▶ [REQUIRED TASK] Below is a block of records. Copy every line in it that contains the word "Systems".
— Start SUPPLIED DATA —
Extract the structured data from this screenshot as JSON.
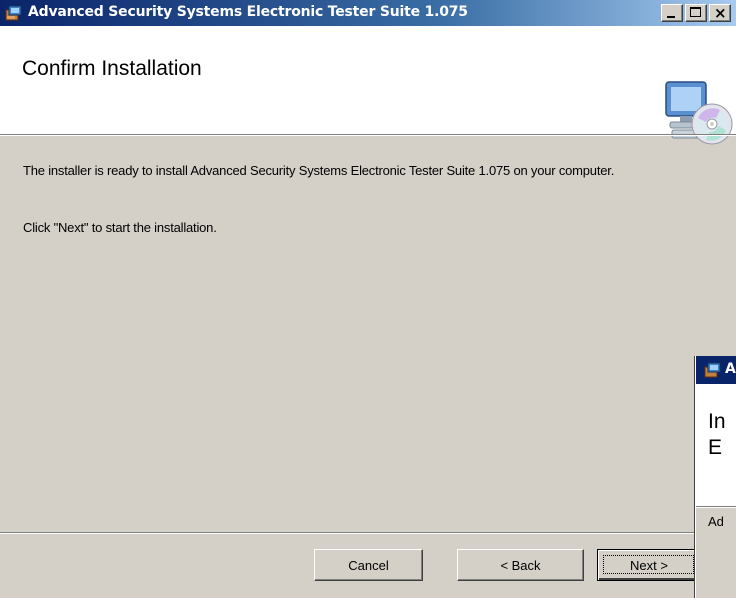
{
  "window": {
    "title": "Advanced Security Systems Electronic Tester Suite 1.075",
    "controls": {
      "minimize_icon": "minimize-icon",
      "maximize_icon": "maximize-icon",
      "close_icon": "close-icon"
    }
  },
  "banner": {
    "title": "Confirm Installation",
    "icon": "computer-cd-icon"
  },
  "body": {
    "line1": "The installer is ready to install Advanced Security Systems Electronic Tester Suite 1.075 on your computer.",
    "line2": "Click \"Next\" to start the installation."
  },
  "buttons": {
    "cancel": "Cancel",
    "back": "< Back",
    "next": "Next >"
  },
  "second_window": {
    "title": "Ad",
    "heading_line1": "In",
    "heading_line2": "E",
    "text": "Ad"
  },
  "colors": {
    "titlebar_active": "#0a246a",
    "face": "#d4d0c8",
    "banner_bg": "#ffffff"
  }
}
— End SUPPLIED DATA —
— Start SUPPLIED DATA —
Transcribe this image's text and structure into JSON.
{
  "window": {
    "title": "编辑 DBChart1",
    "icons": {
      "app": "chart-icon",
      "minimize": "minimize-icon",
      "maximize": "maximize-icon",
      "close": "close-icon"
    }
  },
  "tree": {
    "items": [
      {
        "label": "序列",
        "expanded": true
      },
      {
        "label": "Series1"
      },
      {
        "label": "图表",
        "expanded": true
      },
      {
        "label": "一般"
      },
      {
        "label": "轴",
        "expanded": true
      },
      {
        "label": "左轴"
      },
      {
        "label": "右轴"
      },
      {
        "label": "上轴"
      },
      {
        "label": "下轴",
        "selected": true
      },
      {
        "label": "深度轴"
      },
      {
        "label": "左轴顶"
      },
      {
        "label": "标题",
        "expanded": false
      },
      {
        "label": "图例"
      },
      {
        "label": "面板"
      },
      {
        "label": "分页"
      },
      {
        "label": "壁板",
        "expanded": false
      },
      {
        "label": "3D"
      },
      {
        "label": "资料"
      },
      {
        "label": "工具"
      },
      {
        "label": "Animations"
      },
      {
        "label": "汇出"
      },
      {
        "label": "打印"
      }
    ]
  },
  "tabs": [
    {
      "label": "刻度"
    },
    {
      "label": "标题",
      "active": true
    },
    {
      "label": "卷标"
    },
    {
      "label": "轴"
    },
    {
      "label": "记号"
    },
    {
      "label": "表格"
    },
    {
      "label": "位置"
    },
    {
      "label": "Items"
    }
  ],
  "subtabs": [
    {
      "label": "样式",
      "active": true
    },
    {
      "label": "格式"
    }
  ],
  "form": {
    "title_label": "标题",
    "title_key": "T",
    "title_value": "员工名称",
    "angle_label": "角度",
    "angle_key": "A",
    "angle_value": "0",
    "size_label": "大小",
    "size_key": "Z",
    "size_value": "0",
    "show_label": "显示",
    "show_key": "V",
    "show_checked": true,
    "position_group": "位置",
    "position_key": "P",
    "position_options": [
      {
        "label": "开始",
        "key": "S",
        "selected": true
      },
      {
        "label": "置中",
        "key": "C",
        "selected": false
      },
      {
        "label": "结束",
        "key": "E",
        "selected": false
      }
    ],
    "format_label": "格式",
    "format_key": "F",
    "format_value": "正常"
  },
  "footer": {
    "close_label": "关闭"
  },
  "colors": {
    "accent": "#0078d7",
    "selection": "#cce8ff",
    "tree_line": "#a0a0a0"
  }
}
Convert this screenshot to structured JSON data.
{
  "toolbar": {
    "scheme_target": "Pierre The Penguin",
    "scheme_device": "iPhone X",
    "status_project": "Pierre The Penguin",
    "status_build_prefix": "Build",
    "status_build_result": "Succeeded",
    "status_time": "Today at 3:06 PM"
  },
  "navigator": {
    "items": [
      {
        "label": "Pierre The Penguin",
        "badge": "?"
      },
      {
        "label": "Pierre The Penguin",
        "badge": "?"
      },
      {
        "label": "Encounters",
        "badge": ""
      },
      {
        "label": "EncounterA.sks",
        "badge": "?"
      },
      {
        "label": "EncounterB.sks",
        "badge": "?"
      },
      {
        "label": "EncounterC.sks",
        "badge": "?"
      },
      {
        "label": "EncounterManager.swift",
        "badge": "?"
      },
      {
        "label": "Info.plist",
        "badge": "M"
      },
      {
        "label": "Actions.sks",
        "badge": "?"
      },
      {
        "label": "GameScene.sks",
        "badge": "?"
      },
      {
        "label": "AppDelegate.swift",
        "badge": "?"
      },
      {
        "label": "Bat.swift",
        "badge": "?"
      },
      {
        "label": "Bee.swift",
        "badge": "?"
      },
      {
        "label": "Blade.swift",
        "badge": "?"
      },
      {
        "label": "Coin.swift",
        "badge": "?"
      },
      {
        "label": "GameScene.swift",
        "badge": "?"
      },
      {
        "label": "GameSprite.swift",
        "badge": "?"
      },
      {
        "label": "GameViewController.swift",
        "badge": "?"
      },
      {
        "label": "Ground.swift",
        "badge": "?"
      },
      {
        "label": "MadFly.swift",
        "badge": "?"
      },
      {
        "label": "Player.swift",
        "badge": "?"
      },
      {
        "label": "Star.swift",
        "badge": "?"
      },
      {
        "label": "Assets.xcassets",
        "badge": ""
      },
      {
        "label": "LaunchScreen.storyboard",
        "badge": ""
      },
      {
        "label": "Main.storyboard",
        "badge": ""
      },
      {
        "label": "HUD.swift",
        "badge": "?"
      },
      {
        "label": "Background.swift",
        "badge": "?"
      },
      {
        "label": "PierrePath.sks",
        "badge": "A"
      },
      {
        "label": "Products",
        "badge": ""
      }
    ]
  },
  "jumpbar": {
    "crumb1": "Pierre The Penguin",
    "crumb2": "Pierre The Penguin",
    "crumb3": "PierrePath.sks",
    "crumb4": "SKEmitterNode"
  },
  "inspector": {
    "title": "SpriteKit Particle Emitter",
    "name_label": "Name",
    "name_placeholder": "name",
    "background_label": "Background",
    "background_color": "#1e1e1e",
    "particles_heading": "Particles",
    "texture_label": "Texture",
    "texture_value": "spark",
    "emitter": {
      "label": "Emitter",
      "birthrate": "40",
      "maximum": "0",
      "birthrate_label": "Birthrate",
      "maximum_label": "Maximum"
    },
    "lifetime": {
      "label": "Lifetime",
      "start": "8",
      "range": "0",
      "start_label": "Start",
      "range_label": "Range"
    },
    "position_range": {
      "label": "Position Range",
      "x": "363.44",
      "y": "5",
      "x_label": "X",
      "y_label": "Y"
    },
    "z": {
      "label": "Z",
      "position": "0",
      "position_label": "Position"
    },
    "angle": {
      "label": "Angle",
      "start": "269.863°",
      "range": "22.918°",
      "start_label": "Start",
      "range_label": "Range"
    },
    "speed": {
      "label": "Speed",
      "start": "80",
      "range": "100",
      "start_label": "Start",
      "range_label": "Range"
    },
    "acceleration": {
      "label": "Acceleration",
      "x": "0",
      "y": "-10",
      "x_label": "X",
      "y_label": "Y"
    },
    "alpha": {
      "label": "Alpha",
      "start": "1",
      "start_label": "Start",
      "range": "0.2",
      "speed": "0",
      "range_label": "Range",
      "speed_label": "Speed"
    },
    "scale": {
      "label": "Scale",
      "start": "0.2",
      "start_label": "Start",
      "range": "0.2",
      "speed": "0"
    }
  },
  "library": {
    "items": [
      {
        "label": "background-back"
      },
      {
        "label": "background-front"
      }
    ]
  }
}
— End SUPPLIED DATA —
▶ [EXPECTED ANSWER]
    "title": "Advanced Security Systems Electronic Tester Suite 1.075",
    "line1": "The installer is ready to install Advanced Security Systems Electronic Tester Suite 1.075 on your computer.",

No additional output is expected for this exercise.